#### [Problem description]
Determine the number of lines holding the word "비밀번호"; answer with that number only.

▼▼▼

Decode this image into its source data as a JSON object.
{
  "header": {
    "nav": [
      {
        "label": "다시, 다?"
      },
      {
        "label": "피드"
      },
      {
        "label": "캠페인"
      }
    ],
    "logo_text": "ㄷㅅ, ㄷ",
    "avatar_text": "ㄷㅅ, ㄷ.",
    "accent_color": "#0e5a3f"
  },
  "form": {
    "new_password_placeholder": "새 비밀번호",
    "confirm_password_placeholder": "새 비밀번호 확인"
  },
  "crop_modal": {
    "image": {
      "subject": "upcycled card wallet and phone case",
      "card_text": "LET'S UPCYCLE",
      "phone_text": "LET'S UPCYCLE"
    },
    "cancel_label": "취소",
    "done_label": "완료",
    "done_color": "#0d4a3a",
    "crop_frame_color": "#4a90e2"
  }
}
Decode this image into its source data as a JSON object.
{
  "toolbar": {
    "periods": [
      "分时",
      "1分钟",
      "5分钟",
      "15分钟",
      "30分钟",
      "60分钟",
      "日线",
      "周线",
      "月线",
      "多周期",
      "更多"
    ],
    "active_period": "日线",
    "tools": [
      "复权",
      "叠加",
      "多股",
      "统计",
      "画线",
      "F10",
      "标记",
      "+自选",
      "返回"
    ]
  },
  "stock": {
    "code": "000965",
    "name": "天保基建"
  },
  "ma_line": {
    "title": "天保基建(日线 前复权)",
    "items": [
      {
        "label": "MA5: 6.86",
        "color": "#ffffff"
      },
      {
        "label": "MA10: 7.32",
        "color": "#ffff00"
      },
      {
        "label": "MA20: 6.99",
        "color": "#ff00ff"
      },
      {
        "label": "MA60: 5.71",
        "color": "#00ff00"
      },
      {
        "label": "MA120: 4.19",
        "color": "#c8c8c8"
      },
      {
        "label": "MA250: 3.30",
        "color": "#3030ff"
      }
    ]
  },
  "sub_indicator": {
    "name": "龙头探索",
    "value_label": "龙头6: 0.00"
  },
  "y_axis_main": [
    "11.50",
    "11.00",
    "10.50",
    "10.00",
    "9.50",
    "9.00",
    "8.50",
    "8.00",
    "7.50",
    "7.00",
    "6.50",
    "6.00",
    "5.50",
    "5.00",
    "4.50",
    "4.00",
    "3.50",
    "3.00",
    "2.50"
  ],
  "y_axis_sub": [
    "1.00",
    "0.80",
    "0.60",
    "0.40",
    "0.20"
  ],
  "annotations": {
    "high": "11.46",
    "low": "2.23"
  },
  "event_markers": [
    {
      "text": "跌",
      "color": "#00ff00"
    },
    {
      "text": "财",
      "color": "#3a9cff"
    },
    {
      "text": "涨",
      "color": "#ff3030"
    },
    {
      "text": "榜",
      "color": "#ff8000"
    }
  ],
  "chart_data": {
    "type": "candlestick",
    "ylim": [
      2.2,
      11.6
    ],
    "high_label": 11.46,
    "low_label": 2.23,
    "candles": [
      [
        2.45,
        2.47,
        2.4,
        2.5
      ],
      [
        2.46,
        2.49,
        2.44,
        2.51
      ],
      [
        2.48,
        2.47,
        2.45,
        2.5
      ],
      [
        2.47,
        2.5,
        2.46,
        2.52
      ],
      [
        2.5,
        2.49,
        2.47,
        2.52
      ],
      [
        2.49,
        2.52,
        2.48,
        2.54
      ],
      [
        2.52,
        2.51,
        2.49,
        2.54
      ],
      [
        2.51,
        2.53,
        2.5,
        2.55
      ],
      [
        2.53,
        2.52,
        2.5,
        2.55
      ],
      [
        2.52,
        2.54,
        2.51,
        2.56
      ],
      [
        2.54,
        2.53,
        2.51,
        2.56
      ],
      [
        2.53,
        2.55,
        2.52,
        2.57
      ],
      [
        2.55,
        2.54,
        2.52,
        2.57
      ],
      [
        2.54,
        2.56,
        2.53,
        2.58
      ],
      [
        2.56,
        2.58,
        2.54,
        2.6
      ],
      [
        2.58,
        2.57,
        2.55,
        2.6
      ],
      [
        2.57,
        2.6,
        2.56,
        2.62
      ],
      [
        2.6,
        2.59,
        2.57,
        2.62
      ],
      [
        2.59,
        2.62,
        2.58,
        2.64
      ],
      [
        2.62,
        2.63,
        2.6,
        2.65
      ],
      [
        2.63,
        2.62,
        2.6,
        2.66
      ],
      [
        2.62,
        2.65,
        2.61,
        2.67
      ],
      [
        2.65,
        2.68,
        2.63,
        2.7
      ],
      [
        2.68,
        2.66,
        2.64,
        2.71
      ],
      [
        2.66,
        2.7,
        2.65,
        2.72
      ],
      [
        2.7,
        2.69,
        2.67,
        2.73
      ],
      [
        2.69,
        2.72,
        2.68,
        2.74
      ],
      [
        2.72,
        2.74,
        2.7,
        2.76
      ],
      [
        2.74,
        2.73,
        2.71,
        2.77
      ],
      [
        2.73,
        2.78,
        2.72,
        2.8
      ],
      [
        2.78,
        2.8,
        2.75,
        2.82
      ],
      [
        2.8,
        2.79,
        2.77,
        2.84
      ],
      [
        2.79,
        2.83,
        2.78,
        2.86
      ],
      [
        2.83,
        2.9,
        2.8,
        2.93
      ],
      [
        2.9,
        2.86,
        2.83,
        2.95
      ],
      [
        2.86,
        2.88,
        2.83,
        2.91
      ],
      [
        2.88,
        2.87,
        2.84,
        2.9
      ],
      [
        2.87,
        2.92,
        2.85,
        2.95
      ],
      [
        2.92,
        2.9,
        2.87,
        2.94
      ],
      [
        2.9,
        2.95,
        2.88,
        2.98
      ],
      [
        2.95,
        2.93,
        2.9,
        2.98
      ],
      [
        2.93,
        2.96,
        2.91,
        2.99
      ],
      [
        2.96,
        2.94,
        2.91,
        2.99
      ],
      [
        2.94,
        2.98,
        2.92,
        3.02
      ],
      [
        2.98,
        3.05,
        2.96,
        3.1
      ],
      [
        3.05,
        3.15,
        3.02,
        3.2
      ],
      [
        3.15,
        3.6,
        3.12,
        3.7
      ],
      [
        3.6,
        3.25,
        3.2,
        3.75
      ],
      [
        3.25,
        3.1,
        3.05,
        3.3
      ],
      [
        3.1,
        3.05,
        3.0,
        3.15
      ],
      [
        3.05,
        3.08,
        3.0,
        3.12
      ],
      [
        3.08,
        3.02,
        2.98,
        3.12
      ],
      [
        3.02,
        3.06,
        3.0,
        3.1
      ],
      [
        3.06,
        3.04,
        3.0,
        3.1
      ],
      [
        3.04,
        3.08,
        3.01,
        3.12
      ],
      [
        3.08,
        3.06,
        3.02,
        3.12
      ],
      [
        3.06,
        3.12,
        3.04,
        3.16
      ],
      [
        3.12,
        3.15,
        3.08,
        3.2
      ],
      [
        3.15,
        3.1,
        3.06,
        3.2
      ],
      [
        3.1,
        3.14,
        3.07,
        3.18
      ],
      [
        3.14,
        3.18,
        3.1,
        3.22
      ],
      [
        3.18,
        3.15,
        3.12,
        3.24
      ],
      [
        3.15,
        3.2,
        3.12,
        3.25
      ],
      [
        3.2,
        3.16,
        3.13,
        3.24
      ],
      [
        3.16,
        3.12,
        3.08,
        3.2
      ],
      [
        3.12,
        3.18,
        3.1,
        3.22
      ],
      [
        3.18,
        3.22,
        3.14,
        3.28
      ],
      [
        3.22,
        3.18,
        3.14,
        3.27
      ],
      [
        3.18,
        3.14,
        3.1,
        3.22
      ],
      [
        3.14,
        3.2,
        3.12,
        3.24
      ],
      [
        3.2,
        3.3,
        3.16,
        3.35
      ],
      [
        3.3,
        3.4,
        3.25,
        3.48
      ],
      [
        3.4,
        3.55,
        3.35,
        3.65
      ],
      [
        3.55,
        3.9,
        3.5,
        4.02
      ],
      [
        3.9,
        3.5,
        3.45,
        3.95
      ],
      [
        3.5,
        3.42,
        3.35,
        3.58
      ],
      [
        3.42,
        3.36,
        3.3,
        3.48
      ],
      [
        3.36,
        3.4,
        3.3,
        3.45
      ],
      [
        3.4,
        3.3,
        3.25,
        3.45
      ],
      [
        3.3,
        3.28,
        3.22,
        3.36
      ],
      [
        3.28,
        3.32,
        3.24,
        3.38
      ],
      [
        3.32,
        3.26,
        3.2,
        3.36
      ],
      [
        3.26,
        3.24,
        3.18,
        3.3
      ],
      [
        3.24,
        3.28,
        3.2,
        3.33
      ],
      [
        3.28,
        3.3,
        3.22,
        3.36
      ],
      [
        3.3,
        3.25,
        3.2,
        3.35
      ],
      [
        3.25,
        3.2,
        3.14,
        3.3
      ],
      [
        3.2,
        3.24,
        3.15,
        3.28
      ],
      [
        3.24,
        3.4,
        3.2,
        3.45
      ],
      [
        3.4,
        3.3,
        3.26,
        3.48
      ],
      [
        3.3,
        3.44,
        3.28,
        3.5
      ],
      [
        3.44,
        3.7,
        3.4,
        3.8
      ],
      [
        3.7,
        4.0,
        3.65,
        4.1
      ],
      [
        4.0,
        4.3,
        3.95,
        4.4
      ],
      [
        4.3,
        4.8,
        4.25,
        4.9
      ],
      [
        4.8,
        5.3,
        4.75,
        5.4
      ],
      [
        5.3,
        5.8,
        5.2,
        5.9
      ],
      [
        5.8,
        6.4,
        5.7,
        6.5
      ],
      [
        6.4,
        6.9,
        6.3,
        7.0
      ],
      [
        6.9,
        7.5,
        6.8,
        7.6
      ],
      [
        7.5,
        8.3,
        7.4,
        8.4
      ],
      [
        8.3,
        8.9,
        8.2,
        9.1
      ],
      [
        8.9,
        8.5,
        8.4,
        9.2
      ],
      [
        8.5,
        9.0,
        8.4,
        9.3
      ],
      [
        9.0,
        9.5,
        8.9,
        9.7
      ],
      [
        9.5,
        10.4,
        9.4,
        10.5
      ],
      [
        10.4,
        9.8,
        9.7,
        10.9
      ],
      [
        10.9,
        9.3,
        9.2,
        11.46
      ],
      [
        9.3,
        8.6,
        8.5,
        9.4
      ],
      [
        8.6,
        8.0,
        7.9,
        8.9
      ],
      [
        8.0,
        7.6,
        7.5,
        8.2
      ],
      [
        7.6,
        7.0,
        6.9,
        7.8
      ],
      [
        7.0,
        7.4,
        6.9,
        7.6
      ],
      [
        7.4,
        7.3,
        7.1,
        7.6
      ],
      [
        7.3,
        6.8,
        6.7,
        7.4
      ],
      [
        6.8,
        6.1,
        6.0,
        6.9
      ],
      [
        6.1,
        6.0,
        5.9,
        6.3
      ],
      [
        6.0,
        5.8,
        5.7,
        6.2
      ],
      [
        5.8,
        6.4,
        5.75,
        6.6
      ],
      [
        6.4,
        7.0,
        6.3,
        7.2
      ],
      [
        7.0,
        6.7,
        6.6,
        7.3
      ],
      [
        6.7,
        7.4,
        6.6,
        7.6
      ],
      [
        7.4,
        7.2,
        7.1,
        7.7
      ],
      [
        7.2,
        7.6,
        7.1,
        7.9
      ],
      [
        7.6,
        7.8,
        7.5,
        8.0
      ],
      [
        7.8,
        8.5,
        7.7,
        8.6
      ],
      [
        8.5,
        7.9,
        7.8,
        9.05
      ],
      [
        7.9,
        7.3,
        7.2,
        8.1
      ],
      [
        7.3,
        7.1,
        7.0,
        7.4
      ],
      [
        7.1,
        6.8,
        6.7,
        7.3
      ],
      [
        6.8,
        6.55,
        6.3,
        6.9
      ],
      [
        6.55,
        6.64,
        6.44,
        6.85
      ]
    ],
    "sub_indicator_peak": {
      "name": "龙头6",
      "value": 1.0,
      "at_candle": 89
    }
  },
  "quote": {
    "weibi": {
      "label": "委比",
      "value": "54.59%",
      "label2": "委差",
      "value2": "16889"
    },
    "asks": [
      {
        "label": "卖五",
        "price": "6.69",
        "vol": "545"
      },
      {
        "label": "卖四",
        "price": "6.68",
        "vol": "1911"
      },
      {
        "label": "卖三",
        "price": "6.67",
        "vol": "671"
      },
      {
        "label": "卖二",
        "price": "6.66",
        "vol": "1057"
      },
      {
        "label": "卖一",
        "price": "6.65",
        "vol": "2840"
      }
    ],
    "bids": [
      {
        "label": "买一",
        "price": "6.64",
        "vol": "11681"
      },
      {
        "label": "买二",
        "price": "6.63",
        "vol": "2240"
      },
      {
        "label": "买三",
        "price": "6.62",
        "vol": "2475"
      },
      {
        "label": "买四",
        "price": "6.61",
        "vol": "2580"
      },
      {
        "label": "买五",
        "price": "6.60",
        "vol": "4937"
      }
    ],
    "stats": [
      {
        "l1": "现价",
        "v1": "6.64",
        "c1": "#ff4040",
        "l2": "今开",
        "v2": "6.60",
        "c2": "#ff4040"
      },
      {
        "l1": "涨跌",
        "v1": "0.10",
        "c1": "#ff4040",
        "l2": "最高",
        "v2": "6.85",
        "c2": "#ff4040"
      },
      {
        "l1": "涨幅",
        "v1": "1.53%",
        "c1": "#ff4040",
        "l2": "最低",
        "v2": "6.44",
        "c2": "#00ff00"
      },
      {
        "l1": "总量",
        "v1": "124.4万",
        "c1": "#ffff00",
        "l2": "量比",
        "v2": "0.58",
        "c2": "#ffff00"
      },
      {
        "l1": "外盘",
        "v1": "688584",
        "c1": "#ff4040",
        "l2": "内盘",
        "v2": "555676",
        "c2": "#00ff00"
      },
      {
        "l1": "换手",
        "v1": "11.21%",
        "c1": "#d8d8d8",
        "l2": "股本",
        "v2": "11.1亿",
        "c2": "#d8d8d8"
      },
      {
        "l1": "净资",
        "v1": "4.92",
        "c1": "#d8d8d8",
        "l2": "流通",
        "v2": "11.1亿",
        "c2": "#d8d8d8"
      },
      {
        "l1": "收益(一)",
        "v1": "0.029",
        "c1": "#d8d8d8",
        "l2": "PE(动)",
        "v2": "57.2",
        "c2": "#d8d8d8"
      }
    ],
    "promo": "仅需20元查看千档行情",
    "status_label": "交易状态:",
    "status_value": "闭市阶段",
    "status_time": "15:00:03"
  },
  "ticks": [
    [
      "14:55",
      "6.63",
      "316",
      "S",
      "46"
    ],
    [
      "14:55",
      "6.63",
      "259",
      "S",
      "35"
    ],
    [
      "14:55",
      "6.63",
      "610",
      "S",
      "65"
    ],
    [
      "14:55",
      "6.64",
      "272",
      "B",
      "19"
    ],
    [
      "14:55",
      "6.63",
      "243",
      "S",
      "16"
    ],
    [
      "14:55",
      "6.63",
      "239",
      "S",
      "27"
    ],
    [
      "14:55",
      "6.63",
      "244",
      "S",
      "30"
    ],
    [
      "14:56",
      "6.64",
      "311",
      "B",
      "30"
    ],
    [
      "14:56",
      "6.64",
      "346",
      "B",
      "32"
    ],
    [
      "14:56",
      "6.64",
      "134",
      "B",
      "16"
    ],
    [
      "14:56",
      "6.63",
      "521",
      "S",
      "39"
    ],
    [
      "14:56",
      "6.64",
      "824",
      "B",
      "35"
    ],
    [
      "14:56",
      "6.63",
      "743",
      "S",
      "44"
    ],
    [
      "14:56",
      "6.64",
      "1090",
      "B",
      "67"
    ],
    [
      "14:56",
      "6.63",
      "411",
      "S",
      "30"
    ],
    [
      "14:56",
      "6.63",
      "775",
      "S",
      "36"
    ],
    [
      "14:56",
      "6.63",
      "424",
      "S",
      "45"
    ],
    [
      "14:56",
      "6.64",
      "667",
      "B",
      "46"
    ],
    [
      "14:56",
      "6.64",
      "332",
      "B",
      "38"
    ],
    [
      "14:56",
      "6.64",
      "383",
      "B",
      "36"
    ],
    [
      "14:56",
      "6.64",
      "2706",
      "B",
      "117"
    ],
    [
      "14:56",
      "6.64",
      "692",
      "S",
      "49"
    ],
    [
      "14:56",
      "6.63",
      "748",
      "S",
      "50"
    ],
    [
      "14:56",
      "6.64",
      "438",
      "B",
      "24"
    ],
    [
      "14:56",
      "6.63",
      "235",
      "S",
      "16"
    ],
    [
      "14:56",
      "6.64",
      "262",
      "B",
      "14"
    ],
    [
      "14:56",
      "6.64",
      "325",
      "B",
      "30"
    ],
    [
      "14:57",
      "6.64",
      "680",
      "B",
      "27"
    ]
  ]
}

▲▲▲

#### [The solution]
2